[Records that describe figures]

=======

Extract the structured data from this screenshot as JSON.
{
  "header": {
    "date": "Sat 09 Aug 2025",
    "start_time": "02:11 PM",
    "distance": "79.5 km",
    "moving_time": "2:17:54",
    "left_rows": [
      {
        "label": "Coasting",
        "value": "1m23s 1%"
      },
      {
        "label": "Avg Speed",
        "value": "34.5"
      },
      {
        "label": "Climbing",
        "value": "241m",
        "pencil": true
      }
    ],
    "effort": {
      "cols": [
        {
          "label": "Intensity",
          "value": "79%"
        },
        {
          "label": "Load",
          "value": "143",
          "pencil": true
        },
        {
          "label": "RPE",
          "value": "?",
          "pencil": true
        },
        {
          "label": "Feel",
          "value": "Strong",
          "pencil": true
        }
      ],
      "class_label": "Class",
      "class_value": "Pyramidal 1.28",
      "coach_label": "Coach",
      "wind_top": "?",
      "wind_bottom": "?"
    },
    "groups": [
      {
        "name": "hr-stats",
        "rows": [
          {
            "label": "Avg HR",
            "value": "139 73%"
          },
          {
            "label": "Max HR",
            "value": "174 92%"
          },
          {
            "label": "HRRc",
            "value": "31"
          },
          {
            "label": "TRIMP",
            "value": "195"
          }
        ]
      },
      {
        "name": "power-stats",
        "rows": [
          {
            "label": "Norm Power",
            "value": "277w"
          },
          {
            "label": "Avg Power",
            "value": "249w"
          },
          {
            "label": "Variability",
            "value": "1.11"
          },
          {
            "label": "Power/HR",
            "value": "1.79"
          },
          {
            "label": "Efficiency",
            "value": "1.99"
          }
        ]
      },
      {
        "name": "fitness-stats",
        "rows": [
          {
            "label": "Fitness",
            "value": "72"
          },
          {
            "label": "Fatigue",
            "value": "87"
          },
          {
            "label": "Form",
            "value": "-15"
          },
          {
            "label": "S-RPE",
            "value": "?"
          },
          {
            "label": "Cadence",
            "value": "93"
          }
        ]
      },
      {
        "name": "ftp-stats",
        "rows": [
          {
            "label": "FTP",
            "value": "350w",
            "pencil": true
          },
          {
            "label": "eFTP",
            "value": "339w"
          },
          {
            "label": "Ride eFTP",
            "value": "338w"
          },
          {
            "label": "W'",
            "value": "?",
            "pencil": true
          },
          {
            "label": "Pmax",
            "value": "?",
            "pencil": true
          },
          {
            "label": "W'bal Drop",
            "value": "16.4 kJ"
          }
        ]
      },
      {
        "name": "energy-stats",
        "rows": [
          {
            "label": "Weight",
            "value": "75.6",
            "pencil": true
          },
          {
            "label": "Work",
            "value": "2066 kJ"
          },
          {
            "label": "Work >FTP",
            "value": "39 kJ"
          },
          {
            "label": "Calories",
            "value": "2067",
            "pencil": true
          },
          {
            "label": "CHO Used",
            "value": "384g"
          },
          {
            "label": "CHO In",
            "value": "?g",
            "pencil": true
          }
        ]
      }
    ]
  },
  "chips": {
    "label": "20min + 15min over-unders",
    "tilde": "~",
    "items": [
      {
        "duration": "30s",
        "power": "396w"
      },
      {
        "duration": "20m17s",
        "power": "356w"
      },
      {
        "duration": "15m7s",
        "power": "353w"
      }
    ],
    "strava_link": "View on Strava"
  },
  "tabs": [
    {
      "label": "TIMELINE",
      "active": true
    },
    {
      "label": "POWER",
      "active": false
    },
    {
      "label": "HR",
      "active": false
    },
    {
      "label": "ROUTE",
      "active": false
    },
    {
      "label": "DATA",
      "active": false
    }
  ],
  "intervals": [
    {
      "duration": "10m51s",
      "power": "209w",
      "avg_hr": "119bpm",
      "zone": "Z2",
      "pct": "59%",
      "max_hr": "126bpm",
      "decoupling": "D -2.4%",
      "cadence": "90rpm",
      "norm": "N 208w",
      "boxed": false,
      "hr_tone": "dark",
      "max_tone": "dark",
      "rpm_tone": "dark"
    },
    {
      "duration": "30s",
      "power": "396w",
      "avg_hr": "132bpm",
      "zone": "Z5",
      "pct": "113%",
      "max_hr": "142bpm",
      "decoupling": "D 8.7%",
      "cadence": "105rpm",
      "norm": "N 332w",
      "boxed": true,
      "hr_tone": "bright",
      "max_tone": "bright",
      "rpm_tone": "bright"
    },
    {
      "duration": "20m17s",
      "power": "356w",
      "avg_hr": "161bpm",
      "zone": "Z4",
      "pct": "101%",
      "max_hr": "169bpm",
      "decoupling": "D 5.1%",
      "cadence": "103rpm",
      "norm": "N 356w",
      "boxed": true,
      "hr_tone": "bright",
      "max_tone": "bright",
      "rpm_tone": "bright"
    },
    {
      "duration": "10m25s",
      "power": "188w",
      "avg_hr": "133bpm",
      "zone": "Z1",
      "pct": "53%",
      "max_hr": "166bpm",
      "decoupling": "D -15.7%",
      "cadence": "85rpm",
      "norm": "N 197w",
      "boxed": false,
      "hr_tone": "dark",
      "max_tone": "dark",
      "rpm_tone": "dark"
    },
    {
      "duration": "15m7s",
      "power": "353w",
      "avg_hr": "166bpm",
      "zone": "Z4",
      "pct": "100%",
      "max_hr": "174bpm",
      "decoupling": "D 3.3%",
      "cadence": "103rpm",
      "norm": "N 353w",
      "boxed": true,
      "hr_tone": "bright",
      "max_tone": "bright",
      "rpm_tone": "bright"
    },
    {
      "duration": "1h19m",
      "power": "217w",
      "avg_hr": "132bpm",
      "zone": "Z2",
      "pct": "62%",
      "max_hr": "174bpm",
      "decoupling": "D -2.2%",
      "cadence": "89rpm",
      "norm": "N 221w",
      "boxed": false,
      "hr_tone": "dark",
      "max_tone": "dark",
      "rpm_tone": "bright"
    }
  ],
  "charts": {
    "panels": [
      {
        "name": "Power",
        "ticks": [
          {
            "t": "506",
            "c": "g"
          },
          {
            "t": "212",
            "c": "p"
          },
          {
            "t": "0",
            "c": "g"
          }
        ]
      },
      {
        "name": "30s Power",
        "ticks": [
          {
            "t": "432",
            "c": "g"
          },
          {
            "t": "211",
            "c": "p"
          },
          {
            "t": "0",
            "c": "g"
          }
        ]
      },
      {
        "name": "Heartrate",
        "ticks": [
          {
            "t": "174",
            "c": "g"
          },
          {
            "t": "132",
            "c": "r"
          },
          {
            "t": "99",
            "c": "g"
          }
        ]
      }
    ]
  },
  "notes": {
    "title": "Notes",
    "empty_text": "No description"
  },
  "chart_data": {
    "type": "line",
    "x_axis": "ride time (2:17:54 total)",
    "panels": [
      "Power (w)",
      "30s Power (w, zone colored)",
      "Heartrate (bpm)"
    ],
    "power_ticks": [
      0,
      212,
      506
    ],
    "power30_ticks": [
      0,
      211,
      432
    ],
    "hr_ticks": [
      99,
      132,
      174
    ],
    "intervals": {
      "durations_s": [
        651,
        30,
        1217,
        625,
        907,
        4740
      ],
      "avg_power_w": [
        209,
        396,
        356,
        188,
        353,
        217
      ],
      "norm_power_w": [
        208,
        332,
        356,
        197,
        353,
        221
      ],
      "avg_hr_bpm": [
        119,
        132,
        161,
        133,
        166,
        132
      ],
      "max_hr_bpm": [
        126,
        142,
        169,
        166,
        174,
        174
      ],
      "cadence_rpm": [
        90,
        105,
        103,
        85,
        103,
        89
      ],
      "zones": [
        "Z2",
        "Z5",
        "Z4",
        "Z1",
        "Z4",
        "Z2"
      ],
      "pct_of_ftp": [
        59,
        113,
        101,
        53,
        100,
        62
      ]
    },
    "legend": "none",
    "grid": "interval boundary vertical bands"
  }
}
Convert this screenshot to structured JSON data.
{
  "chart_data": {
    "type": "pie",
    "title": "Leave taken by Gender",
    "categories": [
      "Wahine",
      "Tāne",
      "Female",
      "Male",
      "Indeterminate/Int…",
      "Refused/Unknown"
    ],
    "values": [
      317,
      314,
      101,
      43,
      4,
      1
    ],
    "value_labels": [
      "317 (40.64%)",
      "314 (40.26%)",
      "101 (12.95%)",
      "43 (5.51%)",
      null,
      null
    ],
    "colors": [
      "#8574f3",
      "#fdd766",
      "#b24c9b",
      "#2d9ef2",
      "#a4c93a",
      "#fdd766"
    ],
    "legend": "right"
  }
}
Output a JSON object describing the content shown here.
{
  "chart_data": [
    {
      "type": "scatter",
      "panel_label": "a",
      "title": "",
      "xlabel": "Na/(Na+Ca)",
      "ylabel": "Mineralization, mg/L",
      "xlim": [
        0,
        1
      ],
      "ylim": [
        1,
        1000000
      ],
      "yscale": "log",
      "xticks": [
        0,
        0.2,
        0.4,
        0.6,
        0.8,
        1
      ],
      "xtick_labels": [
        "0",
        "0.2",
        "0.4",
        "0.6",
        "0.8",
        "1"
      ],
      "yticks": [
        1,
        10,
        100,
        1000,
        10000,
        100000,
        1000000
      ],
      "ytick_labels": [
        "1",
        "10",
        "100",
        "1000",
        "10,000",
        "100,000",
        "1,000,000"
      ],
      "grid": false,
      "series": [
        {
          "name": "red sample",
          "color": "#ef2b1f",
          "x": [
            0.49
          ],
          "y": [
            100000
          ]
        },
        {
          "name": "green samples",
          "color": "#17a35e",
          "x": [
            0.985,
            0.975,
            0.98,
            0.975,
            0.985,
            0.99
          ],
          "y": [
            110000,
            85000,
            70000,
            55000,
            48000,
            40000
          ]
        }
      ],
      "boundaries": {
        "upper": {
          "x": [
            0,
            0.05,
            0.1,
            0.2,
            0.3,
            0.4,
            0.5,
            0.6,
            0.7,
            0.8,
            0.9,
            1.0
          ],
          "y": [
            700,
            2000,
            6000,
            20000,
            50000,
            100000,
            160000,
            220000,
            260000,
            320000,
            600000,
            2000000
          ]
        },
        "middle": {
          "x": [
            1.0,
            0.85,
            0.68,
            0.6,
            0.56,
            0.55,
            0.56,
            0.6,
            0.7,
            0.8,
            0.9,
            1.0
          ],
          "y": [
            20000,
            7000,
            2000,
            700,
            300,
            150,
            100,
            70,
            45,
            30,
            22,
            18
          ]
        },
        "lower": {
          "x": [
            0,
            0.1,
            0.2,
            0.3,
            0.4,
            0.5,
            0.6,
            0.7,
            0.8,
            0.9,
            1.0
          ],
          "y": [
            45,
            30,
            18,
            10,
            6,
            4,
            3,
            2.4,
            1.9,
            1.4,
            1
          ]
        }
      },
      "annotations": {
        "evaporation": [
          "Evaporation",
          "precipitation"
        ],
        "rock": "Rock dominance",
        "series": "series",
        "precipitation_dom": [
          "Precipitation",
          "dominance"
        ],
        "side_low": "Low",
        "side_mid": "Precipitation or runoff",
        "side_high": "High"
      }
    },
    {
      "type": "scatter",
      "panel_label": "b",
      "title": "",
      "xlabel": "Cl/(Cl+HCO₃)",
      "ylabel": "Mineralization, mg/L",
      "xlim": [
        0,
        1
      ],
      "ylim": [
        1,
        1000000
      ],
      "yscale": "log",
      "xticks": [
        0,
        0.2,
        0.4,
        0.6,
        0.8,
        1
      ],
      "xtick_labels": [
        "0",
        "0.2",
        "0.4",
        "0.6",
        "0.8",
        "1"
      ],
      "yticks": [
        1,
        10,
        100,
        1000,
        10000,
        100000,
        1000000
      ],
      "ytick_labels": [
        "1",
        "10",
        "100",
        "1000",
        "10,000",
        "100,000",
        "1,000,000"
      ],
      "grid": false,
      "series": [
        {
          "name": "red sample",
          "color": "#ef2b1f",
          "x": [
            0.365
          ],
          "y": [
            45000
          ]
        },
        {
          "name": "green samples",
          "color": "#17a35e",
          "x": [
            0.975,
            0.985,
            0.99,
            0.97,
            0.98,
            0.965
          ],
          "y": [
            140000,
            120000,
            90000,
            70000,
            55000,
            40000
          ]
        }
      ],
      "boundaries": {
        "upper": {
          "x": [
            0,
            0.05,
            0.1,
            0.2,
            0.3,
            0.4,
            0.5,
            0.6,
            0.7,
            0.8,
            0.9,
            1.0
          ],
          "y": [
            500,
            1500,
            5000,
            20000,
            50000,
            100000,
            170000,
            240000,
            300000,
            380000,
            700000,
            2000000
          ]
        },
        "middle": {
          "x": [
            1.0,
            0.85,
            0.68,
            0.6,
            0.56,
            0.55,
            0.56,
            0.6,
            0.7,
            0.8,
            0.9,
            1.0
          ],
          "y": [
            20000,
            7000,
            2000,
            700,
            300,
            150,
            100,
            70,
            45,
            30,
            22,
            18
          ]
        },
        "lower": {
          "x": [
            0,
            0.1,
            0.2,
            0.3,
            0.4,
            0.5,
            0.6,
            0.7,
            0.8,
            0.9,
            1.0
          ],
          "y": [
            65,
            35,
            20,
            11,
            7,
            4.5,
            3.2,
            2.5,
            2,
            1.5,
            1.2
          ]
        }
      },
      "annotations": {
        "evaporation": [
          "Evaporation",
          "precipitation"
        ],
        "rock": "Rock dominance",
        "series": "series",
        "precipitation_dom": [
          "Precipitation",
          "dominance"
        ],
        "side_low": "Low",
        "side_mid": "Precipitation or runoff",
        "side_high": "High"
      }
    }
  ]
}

=======

Pick out each line above that includes "this" and show it.

● **Solution**
Extract the structured data from this screenshot as JSON.
Convert this screenshot to structured JSON data.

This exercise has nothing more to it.